■ Exercise description:
Please copy every line of the records below that holds the word "固定和校准".

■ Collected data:
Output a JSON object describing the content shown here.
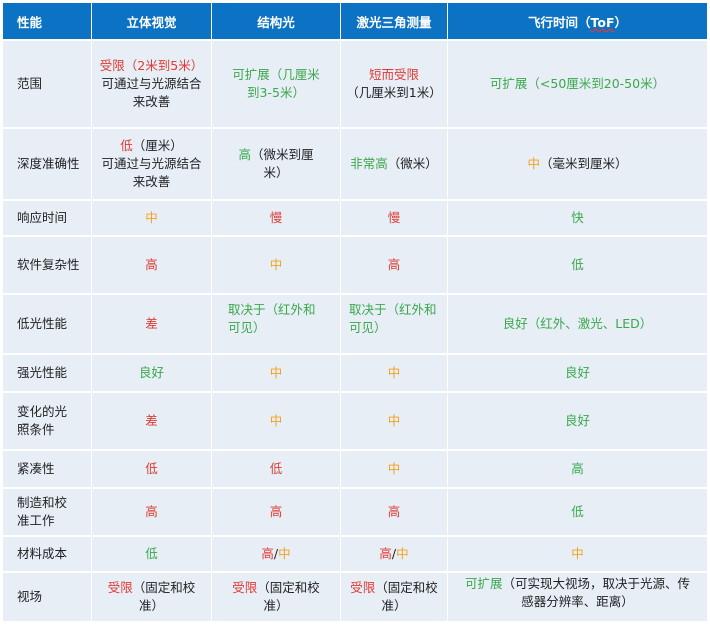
{
  "header": {
    "col0": "性能",
    "col1": "立体视觉",
    "col2": "结构光",
    "col3": "激光三角测量",
    "col4_prefix": "飞行时间（",
    "col4_tof": "ToF",
    "col4_suffix": "）"
  },
  "rows": [
    {
      "label": "范围",
      "c1_colored": "受限（2米到5米）",
      "c1_note": "可通过与光源结合来改善",
      "c2": "可扩展（几厘米到3-5米）",
      "c3_colored": "短而受限",
      "c3_note": "（几厘米到1米）",
      "c4": "可扩展（<50厘米到20-50米）"
    },
    {
      "label": "深度准确性",
      "c1_colored": "低",
      "c1_rest": "（厘米）",
      "c1_note": "可通过与光源结合来改善",
      "c2_colored": "高",
      "c2_rest": "（微米到厘米）",
      "c3_colored": "非常高",
      "c3_rest": "（微米）",
      "c4_colored": "中",
      "c4_rest": "（毫米到厘米）"
    },
    {
      "label": "响应时间",
      "c1": "中",
      "c2": "慢",
      "c3": "慢",
      "c4": "快"
    },
    {
      "label": "软件复杂性",
      "c1": "高",
      "c2": "中",
      "c3": "高",
      "c4": "低"
    },
    {
      "label": "低光性能",
      "c1": "差",
      "c2": "取决于（红外和可见）",
      "c3": "取决于（红外和可见）",
      "c4": "良好（红外、激光、LED）"
    },
    {
      "label": "强光性能",
      "c1": "良好",
      "c2": "中",
      "c3": "中",
      "c4": "良好"
    },
    {
      "label": "变化的光照条件",
      "c1": "差",
      "c2": "中",
      "c3": "中",
      "c4": "良好"
    },
    {
      "label": "紧凑性",
      "c1": "低",
      "c2": "低",
      "c3": "中",
      "c4": "高"
    },
    {
      "label": "制造和校准工作",
      "c1": "高",
      "c2": "高",
      "c3": "高",
      "c4": "低"
    },
    {
      "label": "材料成本",
      "c1": "低",
      "c2_a": "高",
      "c2_sep": "/",
      "c2_b": "中",
      "c3_a": "高",
      "c3_sep": "/",
      "c3_b": "中",
      "c4": "中"
    },
    {
      "label": "视场",
      "c1_colored": "受限",
      "c1_rest": "（固定和校准）",
      "c2_colored": "受限",
      "c2_rest": "（固定和校准）",
      "c3_colored": "受限",
      "c3_rest": "（固定和校准）",
      "c4_colored": "可扩展",
      "c4_rest": "（可实现大视场，取决于光源、传感器分辨率、距离）"
    }
  ],
  "colors": {
    "header_bg": "#0b72c4",
    "cell_bg": "#e7eef6",
    "red": "#e03a32",
    "green": "#3aa84c",
    "orange": "#f4a21c"
  }
}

■ Task result:
      "c1_rest": "（固定和校准）",
      "c2_rest": "（固定和校准）",
      "c3_rest": "（固定和校准）",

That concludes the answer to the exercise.